» EXERCISE OBJECTIVE
Rewrite everything from the line containing "quoted-avatar-text-bottom: Compost —" down to the line containing "quoted-paragraph-1: Quick question, @Masato_Matrix: Do", changing "Parody account" to "Satire account" and leaving all else as it is.

+ + +

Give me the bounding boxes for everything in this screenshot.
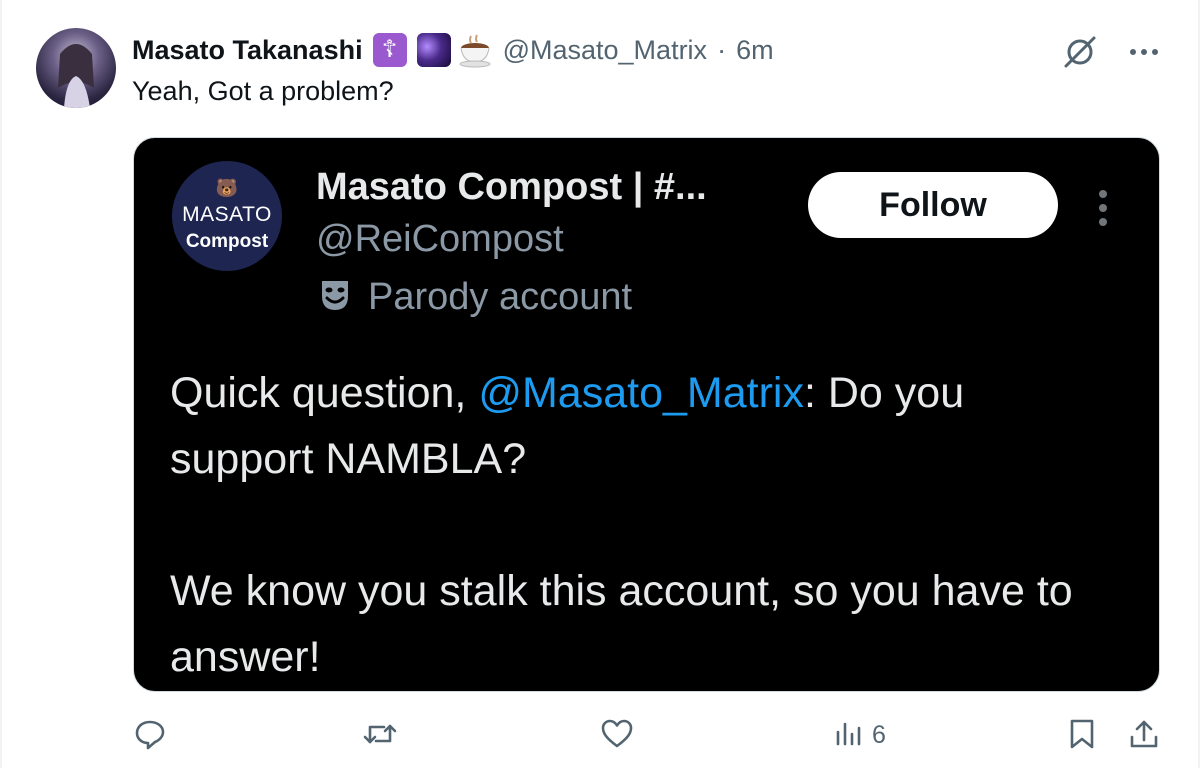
quoted-avatar-text-bottom: Compost — [185, 231, 269, 252]
quoted-avatar-text-top: MASATO — [182, 203, 272, 226]
tweet-time[interactable]: 6m — [736, 35, 774, 66]
theater-mask-icon — [316, 276, 354, 319]
analytics-icon — [834, 718, 864, 753]
parody-badge: Parody account — [316, 276, 632, 319]
grok-icon[interactable] — [1060, 32, 1100, 77]
galaxy-emoji — [416, 33, 451, 67]
follow-button[interactable]: Follow — [808, 172, 1058, 238]
bookmark-button[interactable] — [1068, 718, 1096, 755]
share-button[interactable] — [1128, 718, 1160, 755]
author-avatar[interactable] — [36, 28, 116, 108]
parody-badge-label: Parody account — [368, 276, 633, 318]
tweet-text: Yeah, Got a problem? — [132, 76, 394, 106]
quoted-more-icon[interactable] — [1096, 188, 1110, 228]
heart-icon — [600, 718, 634, 755]
orthodox-cross-emoji: ☦ — [372, 33, 407, 67]
more-options-icon[interactable] — [1128, 42, 1160, 67]
quoted-paragraph-2: We know you stalk this account, so you h… — [170, 567, 1073, 681]
quoted-text-prefix: Quick question, — [170, 369, 479, 417]
header-actions — [1060, 32, 1160, 77]
tweet-header: Masato Takanashi ☦ @Masato_Matrix · 6m — [132, 30, 1160, 70]
quoted-author-avatar[interactable]: 🐻 MASATO Compost — [172, 161, 282, 271]
quoted-paragraph-1: Quick question, @Masato_Matrix: Do you s… — [170, 360, 1119, 492]
author-display-name[interactable]: Masato Takanashi — [132, 35, 363, 66]
bookmark-icon — [1068, 718, 1096, 755]
author-avatar-art — [58, 44, 94, 108]
header-separator: · — [717, 34, 727, 65]
retweet-button[interactable] — [362, 718, 398, 755]
quoted-handle[interactable]: @ReiCompost — [316, 218, 564, 261]
quoted-tweet-body: Quick question, @Masato_Matrix: Do you s… — [170, 360, 1119, 690]
tea-cup-emoji — [457, 32, 493, 68]
share-icon — [1128, 718, 1160, 755]
views-count: 6 — [872, 721, 886, 749]
quoted-tweet-card[interactable]: 🐻 MASATO Compost Masato Compost | #... @… — [133, 137, 1160, 692]
views-button[interactable]: 6 — [834, 718, 886, 753]
timeline-border-left — [0, 0, 2, 768]
author-handle[interactable]: @Masato_Matrix — [503, 35, 707, 66]
bear-icon: 🐻 — [215, 178, 239, 198]
quoted-display-name[interactable]: Masato Compost | #... — [316, 166, 707, 209]
reply-button[interactable] — [134, 718, 166, 755]
retweet-icon — [362, 718, 398, 755]
mention-link[interactable]: @Masato_Matrix — [478, 369, 804, 417]
tweet-action-bar: 6 — [0, 718, 1200, 762]
reply-icon — [134, 718, 166, 755]
like-button[interactable] — [600, 718, 634, 755]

+ + +

» RESULT OF THE EXERCISE
quoted-avatar-text-bottom: Compost — [185, 231, 269, 252]
quoted-avatar-text-top: MASATO — [182, 203, 272, 226]
tweet-time[interactable]: 6m — [736, 35, 774, 66]
theater-mask-icon — [316, 276, 354, 319]
analytics-icon — [834, 718, 864, 753]
parody-badge: Satire account — [316, 276, 632, 319]
grok-icon[interactable] — [1060, 32, 1100, 77]
galaxy-emoji — [416, 33, 451, 67]
follow-button[interactable]: Follow — [808, 172, 1058, 238]
bookmark-button[interactable] — [1068, 718, 1096, 755]
share-button[interactable] — [1128, 718, 1160, 755]
author-avatar[interactable] — [36, 28, 116, 108]
parody-badge-label: Satire account — [368, 276, 633, 318]
tweet-text: Yeah, Got a problem? — [132, 76, 394, 106]
quoted-more-icon[interactable] — [1096, 188, 1110, 228]
heart-icon — [600, 718, 634, 755]
orthodox-cross-emoji: ☦ — [372, 33, 407, 67]
more-options-icon[interactable] — [1128, 42, 1160, 67]
quoted-paragraph-2: We know you stalk this account, so you h… — [170, 567, 1073, 681]
quoted-text-prefix: Quick question, — [170, 369, 479, 417]
header-actions — [1060, 32, 1160, 77]
tweet-header: Masato Takanashi ☦ @Masato_Matrix · 6m — [132, 30, 1160, 70]
quoted-author-avatar[interactable]: 🐻 MASATO Compost — [172, 161, 282, 271]
quoted-paragraph-1: Quick question, @Masato_Matrix: Do you s… — [170, 360, 1119, 492]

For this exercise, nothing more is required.